• Information shown:
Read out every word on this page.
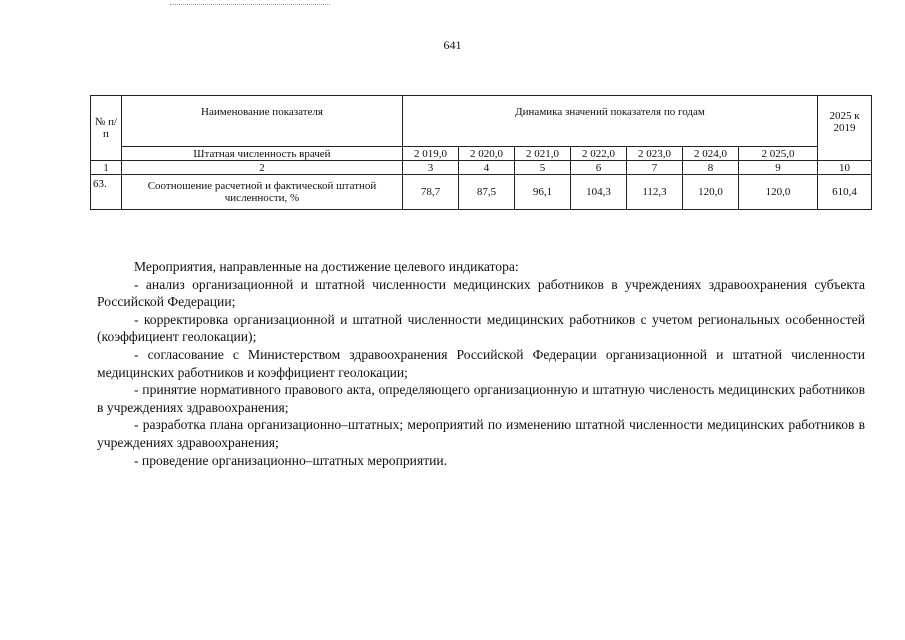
641
№ п/п	Наименование показателя	Динамика значений показателя по годам							2025 к 2019
	Штатная численность врачей	2 019,0	2 020,0	2 021,0	2 022,0	2 023,0	2 024,0	2 025,0	
1	2	3	4	5	6	7	8	9	10
63.	Соотношение расчетной и фактической штатной численности, %	78,7	87,5	96,1	104,3	112,3	120,0	120,0	610,4

Мероприятия, направленные на достижение целевого индикатора:

- анализ организационной и штатной численности медицинских работников в учреждениях здравоохранения субъекта Российской Федерации;

- корректировка организационной и штатной численности медицинских работников с учетом региональных особенностей (коэффициент геолокации);

- согласование с Министерством здравоохранения Российской Федерации организационной и штатной численности медицинских работников и коэффициент геолокации;

- принятие нормативного правового акта, определяющего организационную и штатную численость медицинских работников в учреждениях здравоохранения;

- разработка плана организационно–штатных; мероприятий по изменению штатной численности медицинских работников в учреждениях здравоохранения;

- проведение организационно–штатных мероприятии.
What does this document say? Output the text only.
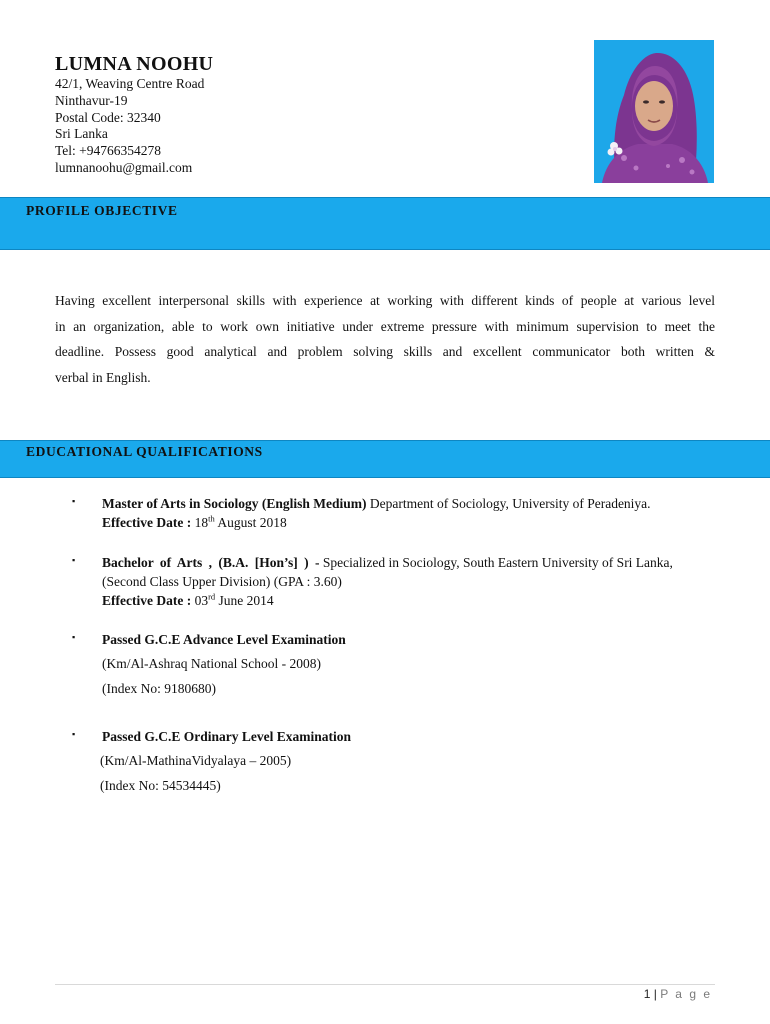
LUMNA NOOHU
42/1, Weaving Centre Road
Ninthavur-19
Postal Code: 32340
Sri Lanka
Tel: +94766354278
lumnanoohu@gmail.com
PROFILE OBJECTIVE
Having excellent interpersonal skills with experience at working with different kinds of people at various level
in an organization, able to work own initiative under extreme pressure with minimum supervision to meet the
deadline. Possess good analytical and problem solving skills and excellent communicator both written &
verbal in English.
EDUCATIONAL QUALIFICATIONS
▪ Master of Arts in Sociology (English Medium) Department of Sociology, University of Peradeniya.
Effective Date : 18th August 2018
▪ Bachelor of Arts , (B.A. [Hon’s] ) - Specialized in Sociology, South Eastern University of Sri Lanka,
(Second Class Upper Division) (GPA : 3.60)
Effective Date : 03rd June 2014
▪ Passed G.C.E Advance Level Examination
(Km/Al-Ashraq National School - 2008)
(Index No: 9180680)
▪ Passed G.C.E Ordinary Level Examination
(Km/Al-MathinaVidyalaya – 2005)
(Index No: 54534445)
1 | P a g e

• Exercise directions:
Give back every line exactly as it stands, pictures excluded.

• Exercise answer:
Read out every word on this page.
641
№ п/п	Наименование показателя	Динамика значений показателя по годам							2025 к 2019
	Штатная численность врачей	2 019,0	2 020,0	2 021,0	2 022,0	2 023,0	2 024,0	2 025,0	
1	2	3	4	5	6	7	8	9	10
63.	Соотношение расчетной и фактической штатной численности, %	78,7	87,5	96,1	104,3	112,3	120,0	120,0	610,4

Мероприятия, направленные на достижение целевого индикатора:

- анализ организационной и штатной численности медицинских работников в учреждениях здравоохранения субъекта Российской Федерации;

- корректировка организационной и штатной численности медицинских работников с учетом региональных особенностей (коэффициент геолокации);

- согласование с Министерством здравоохранения Российской Федерации организационной и штатной численности медицинских работников и коэффициент геолокации;

- принятие нормативного правового акта, определяющего организационную и штатную численость медицинских работников в учреждениях здравоохранения;

- разработка плана организационно–штатных; мероприятий по изменению штатной численности медицинских работников в учреждениях здравоохранения;

- проведение организационно–штатных мероприятии.
What does this document say? Output the text only.
LUMNA NOOHU
42/1, Weaving Centre Road
Ninthavur-19
Postal Code: 32340
Sri Lanka
Tel: +94766354278
lumnanoohu@gmail.com
PROFILE OBJECTIVE
Having excellent interpersonal skills with experience at working with different kinds of people at various level
in an organization, able to work own initiative under extreme pressure with minimum supervision to meet the
deadline. Possess good analytical and problem solving skills and excellent communicator both written &
verbal in English.
EDUCATIONAL QUALIFICATIONS
▪ Master of Arts in Sociology (English Medium) Department of Sociology, University of Peradeniya.
Effective Date : 18th August 2018
▪ Bachelor of Arts , (B.A. [Hon’s] ) - Specialized in Sociology, South Eastern University of Sri Lanka,
(Second Class Upper Division) (GPA : 3.60)
Effective Date : 03rd June 2014
▪ Passed G.C.E Advance Level Examination
(Km/Al-Ashraq National School - 2008)
(Index No: 9180680)
▪ Passed G.C.E Ordinary Level Examination
(Km/Al-MathinaVidyalaya – 2005)
(Index No: 54534445)
1 | P a g e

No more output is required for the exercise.